**INSTRUCTIONS TO FOLLOW:** Reproduce word for word the section of the passage below on the world's smallest periodic table, beginning at the words "Healthy lives" and stopping after "in the world.".

[Opening EXERCISE PASSAGE section]

Healthy lives
Small is beautiful
This is a periodic table with a difference – it’s a world record breaker. Gold was deposited onto a monocrystalline piece of silicon using a combination of electron beam lithography (EBL) and thermal evaporation. It’s the smallest periodic table in the world.
The record-breaking table was created to mark a visit to the University by Professor Yuri Organessian – the only living person with an element named after him – and to commemorate the 150th anniversary of the periodic table. Miniaturised portraits of Organessian and the creator of the periodic table, Dmitri Mendeleev, were etched into the silicon alongside the table.
We use silicon extensively in EBL as it can be made into extremely flat and smooth wafers and its semi conductor properties means it’s possible to create nanometre (nm)-sized features. It is also relatively easy to etch using a plasma etcher – allowing us to create the three-dimensional portraits.
"By using EBL we were able to make a periodic table that had a surface area over 40 times smaller than the previous record."

[Closing EXERCISE PASSAGE section]
[Opening ENTRIES SHOWN section]

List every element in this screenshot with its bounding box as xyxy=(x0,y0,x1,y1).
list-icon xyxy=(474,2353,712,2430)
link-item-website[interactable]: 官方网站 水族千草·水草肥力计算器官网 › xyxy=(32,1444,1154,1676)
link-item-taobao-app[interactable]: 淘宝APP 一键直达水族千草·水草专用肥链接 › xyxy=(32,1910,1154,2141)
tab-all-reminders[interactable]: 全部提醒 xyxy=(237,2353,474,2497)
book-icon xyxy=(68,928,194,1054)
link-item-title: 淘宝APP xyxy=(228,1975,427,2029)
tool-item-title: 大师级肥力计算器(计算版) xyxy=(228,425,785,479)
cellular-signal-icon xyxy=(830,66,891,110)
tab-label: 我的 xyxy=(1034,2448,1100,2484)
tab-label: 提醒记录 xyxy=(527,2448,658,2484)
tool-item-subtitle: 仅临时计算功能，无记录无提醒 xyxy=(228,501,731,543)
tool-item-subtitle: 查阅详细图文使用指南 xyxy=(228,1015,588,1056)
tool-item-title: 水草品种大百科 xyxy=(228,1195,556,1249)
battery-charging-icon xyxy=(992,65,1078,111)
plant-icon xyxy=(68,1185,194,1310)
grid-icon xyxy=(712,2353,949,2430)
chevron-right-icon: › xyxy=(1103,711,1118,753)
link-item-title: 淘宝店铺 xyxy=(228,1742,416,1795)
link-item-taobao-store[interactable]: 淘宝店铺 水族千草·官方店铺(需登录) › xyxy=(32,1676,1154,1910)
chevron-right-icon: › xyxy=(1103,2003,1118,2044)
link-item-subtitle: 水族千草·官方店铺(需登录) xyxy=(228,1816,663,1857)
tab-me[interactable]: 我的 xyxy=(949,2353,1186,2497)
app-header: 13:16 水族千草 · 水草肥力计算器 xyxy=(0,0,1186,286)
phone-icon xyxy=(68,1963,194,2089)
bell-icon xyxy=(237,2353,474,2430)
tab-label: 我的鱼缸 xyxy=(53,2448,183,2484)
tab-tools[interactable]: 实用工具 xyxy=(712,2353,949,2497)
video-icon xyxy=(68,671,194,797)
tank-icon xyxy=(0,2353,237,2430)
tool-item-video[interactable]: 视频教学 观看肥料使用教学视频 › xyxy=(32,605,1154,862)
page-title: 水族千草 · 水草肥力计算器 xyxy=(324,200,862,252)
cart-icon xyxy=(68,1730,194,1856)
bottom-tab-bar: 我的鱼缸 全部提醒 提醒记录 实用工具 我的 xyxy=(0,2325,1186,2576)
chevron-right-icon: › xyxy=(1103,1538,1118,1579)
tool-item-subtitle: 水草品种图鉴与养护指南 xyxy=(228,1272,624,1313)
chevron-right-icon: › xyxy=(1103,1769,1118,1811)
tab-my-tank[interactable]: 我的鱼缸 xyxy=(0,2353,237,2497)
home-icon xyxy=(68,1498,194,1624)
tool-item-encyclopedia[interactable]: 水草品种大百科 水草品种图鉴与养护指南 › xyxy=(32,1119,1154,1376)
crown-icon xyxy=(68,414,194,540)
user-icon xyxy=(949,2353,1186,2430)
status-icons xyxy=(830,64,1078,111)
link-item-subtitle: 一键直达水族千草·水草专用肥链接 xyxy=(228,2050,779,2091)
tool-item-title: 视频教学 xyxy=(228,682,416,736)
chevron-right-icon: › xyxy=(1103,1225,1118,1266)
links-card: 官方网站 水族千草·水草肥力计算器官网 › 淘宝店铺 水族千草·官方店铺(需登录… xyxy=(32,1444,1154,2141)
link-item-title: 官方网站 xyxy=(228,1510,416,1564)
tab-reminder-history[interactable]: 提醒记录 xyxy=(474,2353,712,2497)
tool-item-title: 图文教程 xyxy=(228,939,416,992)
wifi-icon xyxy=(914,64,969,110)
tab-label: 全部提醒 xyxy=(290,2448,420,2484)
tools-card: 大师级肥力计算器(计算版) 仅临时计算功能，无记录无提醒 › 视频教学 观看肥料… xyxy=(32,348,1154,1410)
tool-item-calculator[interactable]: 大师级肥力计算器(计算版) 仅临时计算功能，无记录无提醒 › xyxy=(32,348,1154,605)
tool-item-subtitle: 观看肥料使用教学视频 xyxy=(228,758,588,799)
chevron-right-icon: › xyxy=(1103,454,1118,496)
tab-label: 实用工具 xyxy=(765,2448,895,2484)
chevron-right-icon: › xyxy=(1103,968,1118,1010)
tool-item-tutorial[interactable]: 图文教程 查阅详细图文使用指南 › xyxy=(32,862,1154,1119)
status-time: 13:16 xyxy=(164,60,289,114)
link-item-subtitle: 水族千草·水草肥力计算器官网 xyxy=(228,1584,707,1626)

[Closing ENTRIES SHOWN section]

**ANSWER SPACE:**
Healthy lives
Small is beautiful
This is a periodic table with a difference – it’s a world record breaker. Gold was deposited onto a monocrystalline piece of silicon using a combination of electron beam lithography (EBL) and thermal evaporation. It’s the smallest periodic table in the world.